• [WHAT TO WORK ON]:
Scan the data. Collect each line that contains the word "given".

Stored records

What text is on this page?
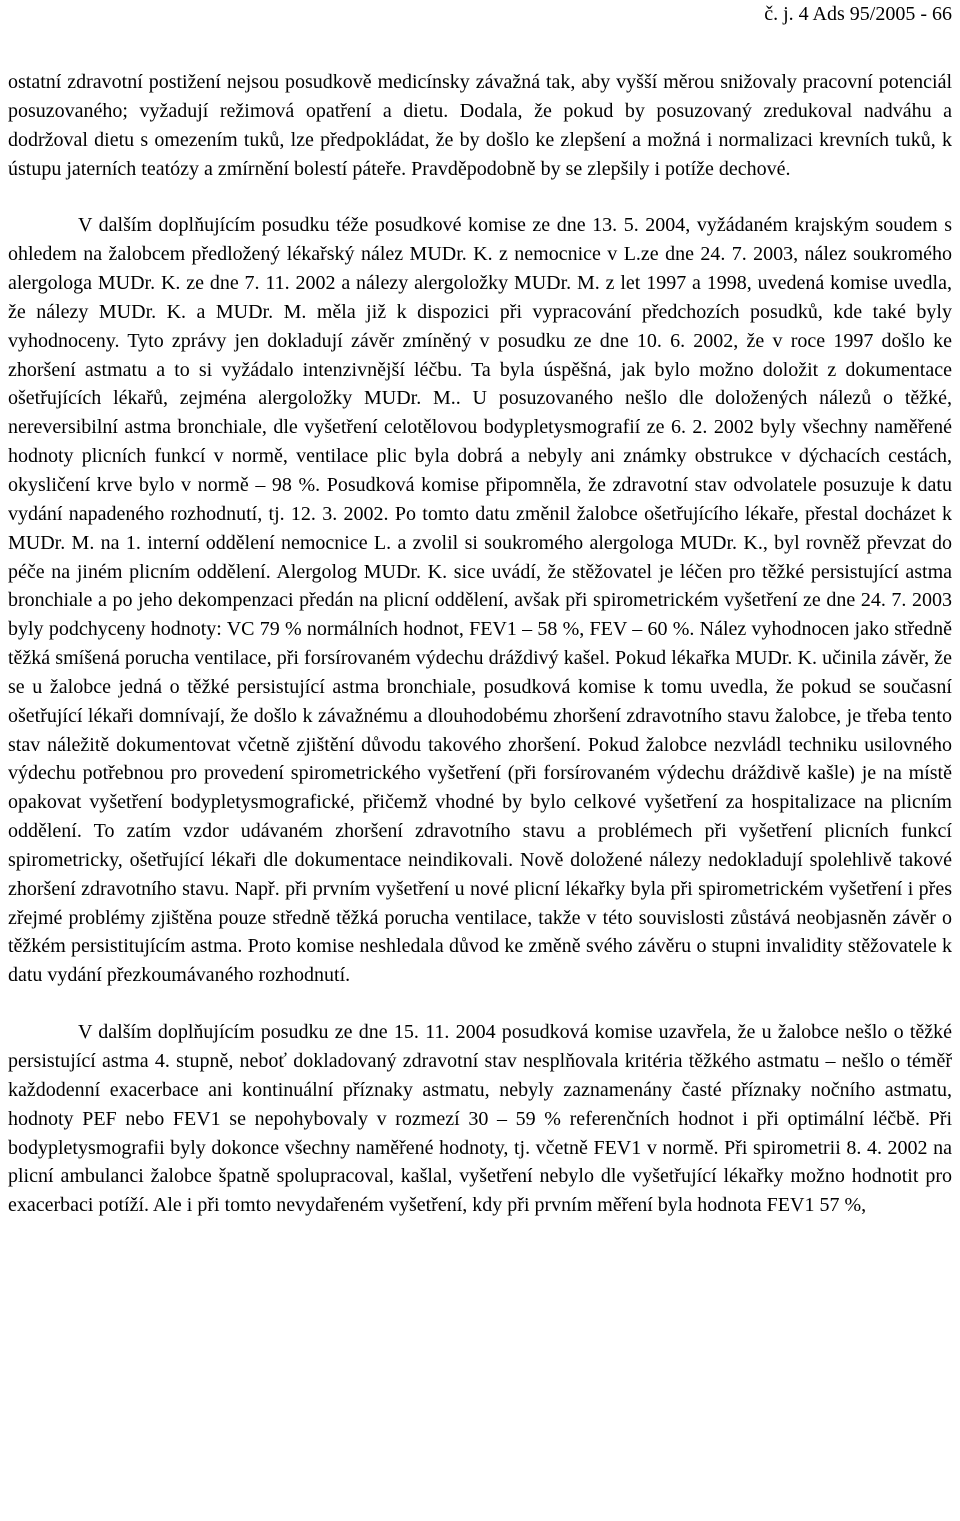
č. j. 4 Ads 95/2005 - 66

ostatní zdravotní postižení nejsou posudkově medicínsky závažná tak, aby vyšší měrou snižovaly pracovní potenciál posuzovaného; vyžadují režimová opatření a dietu. Dodala, že pokud by posuzovaný zredukoval nadváhu a dodržoval dietu s omezením tuků, lze předpokládat, že by došlo ke zlepšení a možná i normalizaci krevních tuků, k ústupu jaterních teatózy a zmírnění bolestí páteře. Pravděpodobně by se zlepšily i potíže dechové.

V dalším doplňujícím posudku téže posudkové komise ze dne 13. 5. 2004, vyžádaném krajským soudem s ohledem na žalobcem předložený lékařský nález MUDr. K. z nemocnice v L.ze dne 24. 7. 2003, nález soukromého alergologa MUDr. K. ze dne 7. 11. 2002 a nálezy alergoložky MUDr. M. z let 1997 a 1998, uvedená komise uvedla, že nálezy MUDr. K. a MUDr. M. měla již k dispozici při vypracování předchozích posudků, kde také byly vyhodnoceny. Tyto zprávy jen dokladují závěr zmíněný v posudku ze dne 10. 6. 2002, že v roce 1997 došlo ke zhoršení astmatu a to si vyžádalo intenzivnější léčbu. Ta byla úspěšná, jak bylo možno doložit z dokumentace ošetřujících lékařů, zejména alergoložky MUDr. M.. U posuzovaného nešlo dle doložených nálezů o těžké, nereversibilní astma bronchiale, dle vyšetření celotělovou bodypletysmografií ze 6. 2. 2002 byly všechny naměřené hodnoty plicních funkcí v normě, ventilace plic byla dobrá a nebyly ani známky obstrukce v dýchacích cestách, okysličení krve bylo v normě – 98 %. Posudková komise připomněla, že zdravotní stav odvolatele posuzuje k datu vydání napadeného rozhodnutí, tj. 12. 3. 2002. Po tomto datu změnil žalobce ošetřujícího lékaře, přestal docházet k MUDr. M. na 1. interní oddělení nemocnice L. a zvolil si soukromého alergologa MUDr. K., byl rovněž převzat do péče na jiném plicním oddělení. Alergolog MUDr. K. sice uvádí, že stěžovatel je léčen pro těžké persistující astma bronchiale a po jeho dekompenzaci předán na plicní oddělení, avšak při spirometrickém vyšetření ze dne 24. 7. 2003 byly podchyceny hodnoty: VC 79 % normálních hodnot, FEV1 – 58 %, FEV – 60 %. Nález vyhodnocen jako středně těžká smíšená porucha ventilace, při forsírovaném výdechu dráždivý kašel. Pokud lékařka MUDr. K. učinila závěr, že se u žalobce jedná o těžké persistující astma bronchiale, posudková komise k tomu uvedla, že pokud se současní ošetřující lékaři domnívají, že došlo k závažnému a dlouhodobému zhoršení zdravotního stavu žalobce, je třeba tento stav náležitě dokumentovat včetně zjištění důvodu takového zhoršení. Pokud žalobce nezvládl techniku usilovného výdechu potřebnou pro provedení spirometrického vyšetření (při forsírovaném výdechu dráždivě kašle) je na místě opakovat vyšetření bodypletysmografické, přičemž vhodné by bylo celkové vyšetření za hospitalizace na plicním oddělení. To zatím vzdor udávaném zhoršení zdravotního stavu a problémech při vyšetření plicních funkcí spirometricky, ošetřující lékaři dle dokumentace neindikovali. Nově doložené nálezy nedokladují spolehlivě takové zhoršení zdravotního stavu. Např. při prvním vyšetření u nové plicní lékařky byla při spirometrickém vyšetření i přes zřejmé problémy zjištěna pouze středně těžká porucha ventilace, takže v této souvislosti zůstává neobjasněn závěr o těžkém persistitujícím astma. Proto komise neshledala důvod ke změně svého závěru o stupni invalidity stěžovatele k datu vydání přezkoumávaného rozhodnutí.

V dalším doplňujícím posudku ze dne 15. 11. 2004 posudková komise uzavřela, že u žalobce nešlo o těžké persistující astma 4. stupně, neboť dokladovaný zdravotní stav nesplňovala kritéria těžkého astmatu – nešlo o téměř každodenní exacerbace ani kontinuální příznaky astmatu, nebyly zaznamenány časté příznaky nočního astmatu, hodnoty PEF nebo FEV1 se nepohybovaly v rozmezí 30 – 59 % referenčních hodnot i při optimální léčbě. Při bodypletysmografii byly dokonce všechny naměřené hodnoty, tj. včetně FEV1 v normě. Při spirometrii 8. 4. 2002 na plicní ambulanci žalobce špatně spolupracoval, kašlal, vyšetření nebylo dle vyšetřující lékařky možno hodnotit pro exacerbaci potíží. Ale i při tomto nevydařeném vyšetření, kdy při prvním měření byla hodnota FEV1 57 %,
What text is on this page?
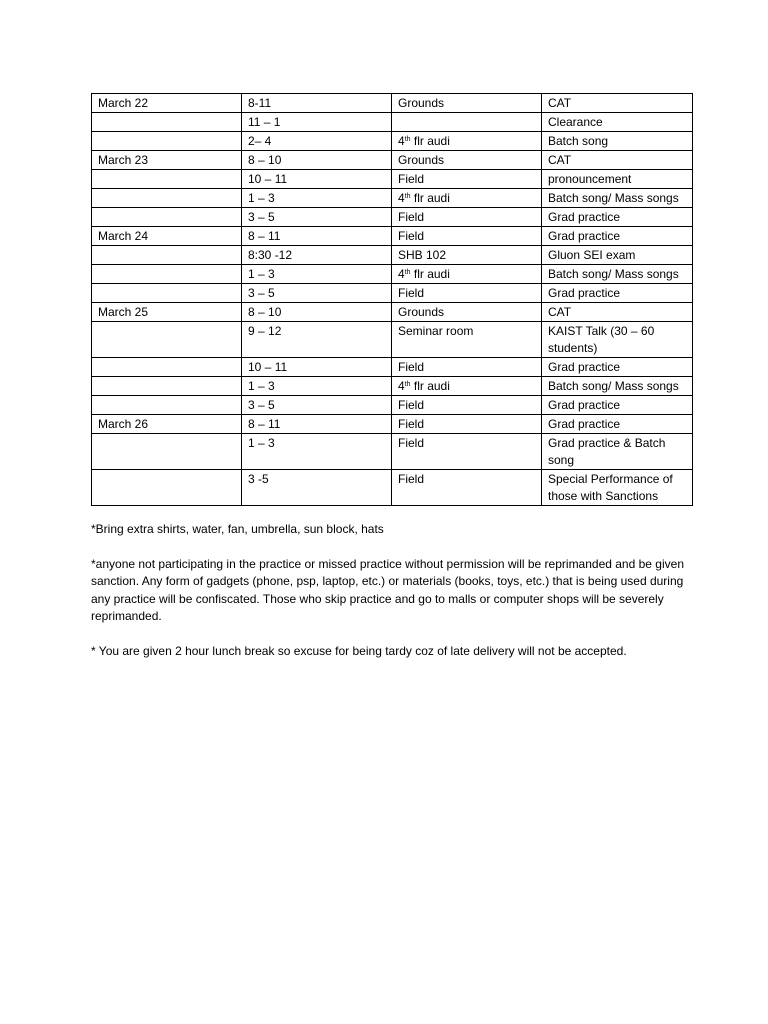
March 22	8-11	Grounds	CAT
	11 – 1		Clearance
	2– 4	4th flr audi	Batch song
March 23	8 – 10	Grounds	CAT
	10 – 11	Field	pronouncement
	1 – 3	4th flr audi	Batch song/ Mass songs
	3 – 5	Field	Grad practice
March 24	8 – 11	Field	Grad practice
	8:30 -12	SHB 102	Gluon SEI exam
	1 – 3	4th flr audi	Batch song/ Mass songs
	3 – 5	Field	Grad practice
March 25	8 – 10	Grounds	CAT
	9 – 12	Seminar room	KAIST Talk (30 – 60 students)
	10 – 11	Field	Grad practice
	1 – 3	4th flr audi	Batch song/ Mass songs
	3 – 5	Field	Grad practice
March 26	8 – 11	Field	Grad practice
	1 – 3	Field	Grad practice & Batch song
	3 -5	Field	Special Performance of those with Sanctions

*Bring extra shirts, water, fan, umbrella, sun block, hats

*anyone not participating in the practice or missed practice without permission will be reprimanded and be given sanction. Any form of gadgets (phone, psp, laptop, etc.) or materials (books, toys, etc.) that is being used during any practice will be confiscated. Those who skip practice and go to malls or computer shops will be severely reprimanded.

* You are given 2 hour lunch break so excuse for being tardy coz of late delivery will not be accepted.
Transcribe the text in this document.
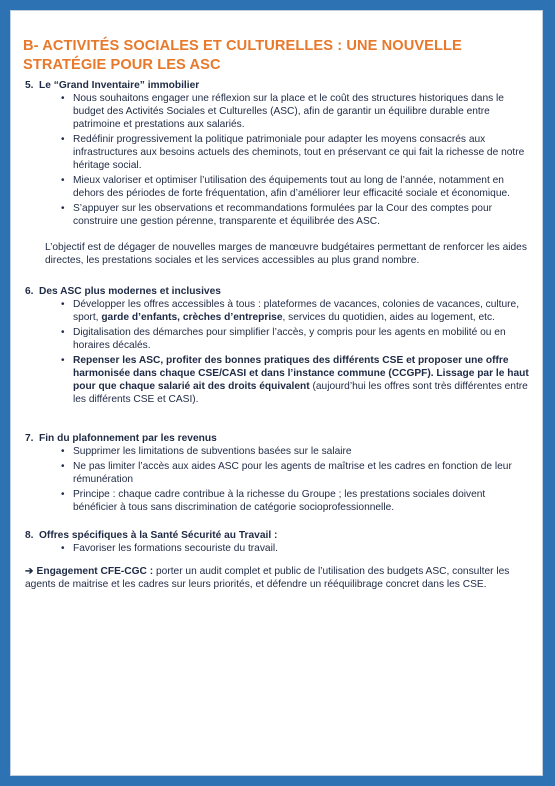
B- ACTIVITÉS SOCIALES ET CULTURELLES : UNE NOUVELLE STRATÉGIE POUR LES ASC

5. Le “Grand Inventaire” immobilier

• Nous souhaitons engager une réflexion sur la place et le coût des structures historiques dans le budget des Activités Sociales et Culturelles (ASC), afin de garantir un équilibre durable entre patrimoine et prestations aux salariés.
• Redéfinir progressivement la politique patrimoniale pour adapter les moyens consacrés aux infrastructures aux besoins actuels des cheminots, tout en préservant ce qui fait la richesse de notre héritage social.
• Mieux valoriser et optimiser l’utilisation des équipements tout au long de l’année, notamment en dehors des périodes de forte fréquentation, afin d’améliorer leur efficacité sociale et économique.
• S’appuyer sur les observations et recommandations formulées par la Cour des comptes pour construire une gestion pérenne, transparente et équilibrée des ASC.

L’objectif est de dégager de nouvelles marges de manœuvre budgétaires permettant de renforcer les aides directes, les prestations sociales et les services accessibles au plus grand nombre.

6. Des ASC plus modernes et inclusives

• Développer les offres accessibles à tous : plateformes de vacances, colonies de vacances, culture, sport, garde d’enfants, crèches d’entreprise, services du quotidien, aides au logement, etc.
• Digitalisation des démarches pour simplifier l’accès, y compris pour les agents en mobilité ou en horaires décalés.
• Repenser les ASC, profiter des bonnes pratiques des différents CSE et proposer une offre harmonisée dans chaque CSE/CASI et dans l’instance commune (CCGPF). Lissage par le haut pour que chaque salarié ait des droits équivalent (aujourd’hui les offres sont très différentes entre les différents CSE et CASI).

7. Fin du plafonnement par les revenus

• Supprimer les limitations de subventions basées sur le salaire
• Ne pas limiter l’accès aux aides ASC pour les agents de maîtrise et les cadres en fonction de leur rémunération
• Principe : chaque cadre contribue à la richesse du Groupe ; les prestations sociales doivent bénéficier à tous sans discrimination de catégorie socioprofessionnelle.

8. Offres spécifiques à la Santé Sécurité au Travail :

• Favoriser les formations secouriste du travail.

➔ Engagement CFE-CGC : porter un audit complet et public de l’utilisation des budgets ASC, consulter les agents de maitrise et les cadres sur leurs priorités, et défendre un rééquilibrage concret dans les CSE.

• [SOLUTION TO THIS EXERCISE]:
*anyone not participating in the practice or missed practice without permission will be reprimanded and be given sanction. Any form of gadgets (phone, psp, laptop, etc.) or materials (books, toys, etc.) that is being used during any practice will be confiscated. Those who skip practice and go to malls or computer shops will be severely reprimanded.
* You are given 2 hour lunch break so excuse for being tardy coz of late delivery will not be accepted.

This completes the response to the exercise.